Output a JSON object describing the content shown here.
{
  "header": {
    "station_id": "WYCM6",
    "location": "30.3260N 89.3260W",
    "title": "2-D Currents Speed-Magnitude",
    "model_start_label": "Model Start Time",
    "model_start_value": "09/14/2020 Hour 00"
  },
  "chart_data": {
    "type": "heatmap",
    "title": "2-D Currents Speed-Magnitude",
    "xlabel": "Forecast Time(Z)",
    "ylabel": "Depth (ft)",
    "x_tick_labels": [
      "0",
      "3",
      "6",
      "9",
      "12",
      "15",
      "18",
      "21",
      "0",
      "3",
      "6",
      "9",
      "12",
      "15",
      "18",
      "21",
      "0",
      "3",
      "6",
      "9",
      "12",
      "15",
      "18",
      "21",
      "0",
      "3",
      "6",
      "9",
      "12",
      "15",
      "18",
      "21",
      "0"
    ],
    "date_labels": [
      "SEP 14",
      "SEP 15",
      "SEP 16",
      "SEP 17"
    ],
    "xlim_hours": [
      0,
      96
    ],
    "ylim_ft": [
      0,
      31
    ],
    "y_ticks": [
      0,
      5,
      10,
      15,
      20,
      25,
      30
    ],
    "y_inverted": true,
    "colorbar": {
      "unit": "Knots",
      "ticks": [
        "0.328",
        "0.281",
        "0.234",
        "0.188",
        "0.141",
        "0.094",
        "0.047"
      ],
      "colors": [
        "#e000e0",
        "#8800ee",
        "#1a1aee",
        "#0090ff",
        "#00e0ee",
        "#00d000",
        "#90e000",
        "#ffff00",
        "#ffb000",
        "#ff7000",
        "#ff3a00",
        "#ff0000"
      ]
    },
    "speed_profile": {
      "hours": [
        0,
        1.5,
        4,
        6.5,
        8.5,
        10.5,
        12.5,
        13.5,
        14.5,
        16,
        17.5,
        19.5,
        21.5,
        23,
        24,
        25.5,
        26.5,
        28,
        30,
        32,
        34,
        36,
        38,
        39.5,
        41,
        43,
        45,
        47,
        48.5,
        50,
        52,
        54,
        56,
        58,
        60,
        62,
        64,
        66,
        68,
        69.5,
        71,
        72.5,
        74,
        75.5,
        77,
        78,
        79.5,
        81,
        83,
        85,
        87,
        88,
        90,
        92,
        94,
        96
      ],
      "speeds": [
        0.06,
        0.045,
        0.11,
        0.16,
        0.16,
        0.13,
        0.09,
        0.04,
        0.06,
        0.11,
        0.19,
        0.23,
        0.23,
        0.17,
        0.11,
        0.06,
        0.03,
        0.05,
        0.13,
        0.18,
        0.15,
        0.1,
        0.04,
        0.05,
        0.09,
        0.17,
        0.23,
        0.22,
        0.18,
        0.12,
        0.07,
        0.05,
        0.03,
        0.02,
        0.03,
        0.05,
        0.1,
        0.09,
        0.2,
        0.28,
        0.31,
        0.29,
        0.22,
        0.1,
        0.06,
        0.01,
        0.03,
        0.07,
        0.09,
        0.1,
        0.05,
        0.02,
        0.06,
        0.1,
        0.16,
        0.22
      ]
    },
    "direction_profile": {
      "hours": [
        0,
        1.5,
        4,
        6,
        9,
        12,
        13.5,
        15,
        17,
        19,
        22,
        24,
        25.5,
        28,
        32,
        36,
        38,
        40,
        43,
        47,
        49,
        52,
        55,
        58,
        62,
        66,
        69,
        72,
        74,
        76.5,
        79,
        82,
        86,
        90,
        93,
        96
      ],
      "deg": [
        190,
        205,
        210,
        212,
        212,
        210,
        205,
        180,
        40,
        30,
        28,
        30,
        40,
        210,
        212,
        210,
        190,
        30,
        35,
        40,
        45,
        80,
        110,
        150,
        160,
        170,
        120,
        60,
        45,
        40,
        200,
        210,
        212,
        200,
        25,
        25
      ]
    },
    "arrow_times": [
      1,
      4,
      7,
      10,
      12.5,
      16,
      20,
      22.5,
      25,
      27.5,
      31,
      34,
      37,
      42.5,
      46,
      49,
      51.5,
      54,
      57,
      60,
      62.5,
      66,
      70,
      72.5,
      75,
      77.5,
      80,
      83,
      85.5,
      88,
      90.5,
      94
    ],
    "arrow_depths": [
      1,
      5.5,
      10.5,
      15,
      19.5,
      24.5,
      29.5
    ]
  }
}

* _THE PROBLEM_
Write out every line of the material again, exactly as it reads.

* _RIGHT ANSWER_
Output a JSON object describing the content shown here.
{
  "header": {
    "station_id": "WYCM6",
    "location": "30.3260N 89.3260W",
    "title": "2-D Currents Speed-Magnitude",
    "model_start_label": "Model Start Time",
    "model_start_value": "09/14/2020 Hour 00"
  },
  "chart_data": {
    "type": "heatmap",
    "title": "2-D Currents Speed-Magnitude",
    "xlabel": "Forecast Time(Z)",
    "ylabel": "Depth (ft)",
    "x_tick_labels": [
      "0",
      "3",
      "6",
      "9",
      "12",
      "15",
      "18",
      "21",
      "0",
      "3",
      "6",
      "9",
      "12",
      "15",
      "18",
      "21",
      "0",
      "3",
      "6",
      "9",
      "12",
      "15",
      "18",
      "21",
      "0",
      "3",
      "6",
      "9",
      "12",
      "15",
      "18",
      "21",
      "0"
    ],
    "date_labels": [
      "SEP 14",
      "SEP 15",
      "SEP 16",
      "SEP 17"
    ],
    "xlim_hours": [
      0,
      96
    ],
    "ylim_ft": [
      0,
      31
    ],
    "y_ticks": [
      0,
      5,
      10,
      15,
      20,
      25,
      30
    ],
    "y_inverted": true,
    "colorbar": {
      "unit": "Knots",
      "ticks": [
        "0.328",
        "0.281",
        "0.234",
        "0.188",
        "0.141",
        "0.094",
        "0.047"
      ],
      "colors": [
        "#e000e0",
        "#8800ee",
        "#1a1aee",
        "#0090ff",
        "#00e0ee",
        "#00d000",
        "#90e000",
        "#ffff00",
        "#ffb000",
        "#ff7000",
        "#ff3a00",
        "#ff0000"
      ]
    },
    "speed_profile": {
      "hours": [
        0,
        1.5,
        4,
        6.5,
        8.5,
        10.5,
        12.5,
        13.5,
        14.5,
        16,
        17.5,
        19.5,
        21.5,
        23,
        24,
        25.5,
        26.5,
        28,
        30,
        32,
        34,
        36,
        38,
        39.5,
        41,
        43,
        45,
        47,
        48.5,
        50,
        52,
        54,
        56,
        58,
        60,
        62,
        64,
        66,
        68,
        69.5,
        71,
        72.5,
        74,
        75.5,
        77,
        78,
        79.5,
        81,
        83,
        85,
        87,
        88,
        90,
        92,
        94,
        96
      ],
      "speeds": [
        0.06,
        0.045,
        0.11,
        0.16,
        0.16,
        0.13,
        0.09,
        0.04,
        0.06,
        0.11,
        0.19,
        0.23,
        0.23,
        0.17,
        0.11,
        0.06,
        0.03,
        0.05,
        0.13,
        0.18,
        0.15,
        0.1,
        0.04,
        0.05,
        0.09,
        0.17,
        0.23,
        0.22,
        0.18,
        0.12,
        0.07,
        0.05,
        0.03,
        0.02,
        0.03,
        0.05,
        0.1,
        0.09,
        0.2,
        0.28,
        0.31,
        0.29,
        0.22,
        0.1,
        0.06,
        0.01,
        0.03,
        0.07,
        0.09,
        0.1,
        0.05,
        0.02,
        0.06,
        0.1,
        0.16,
        0.22
      ]
    },
    "direction_profile": {
      "hours": [
        0,
        1.5,
        4,
        6,
        9,
        12,
        13.5,
        15,
        17,
        19,
        22,
        24,
        25.5,
        28,
        32,
        36,
        38,
        40,
        43,
        47,
        49,
        52,
        55,
        58,
        62,
        66,
        69,
        72,
        74,
        76.5,
        79,
        82,
        86,
        90,
        93,
        96
      ],
      "deg": [
        190,
        205,
        210,
        212,
        212,
        210,
        205,
        180,
        40,
        30,
        28,
        30,
        40,
        210,
        212,
        210,
        190,
        30,
        35,
        40,
        45,
        80,
        110,
        150,
        160,
        170,
        120,
        60,
        45,
        40,
        200,
        210,
        212,
        200,
        25,
        25
      ]
    },
    "arrow_times": [
      1,
      4,
      7,
      10,
      12.5,
      16,
      20,
      22.5,
      25,
      27.5,
      31,
      34,
      37,
      42.5,
      46,
      49,
      51.5,
      54,
      57,
      60,
      62.5,
      66,
      70,
      72.5,
      75,
      77.5,
      80,
      83,
      85.5,
      88,
      90.5,
      94
    ],
    "arrow_depths": [
      1,
      5.5,
      10.5,
      15,
      19.5,
      24.5,
      29.5
    ]
  }
}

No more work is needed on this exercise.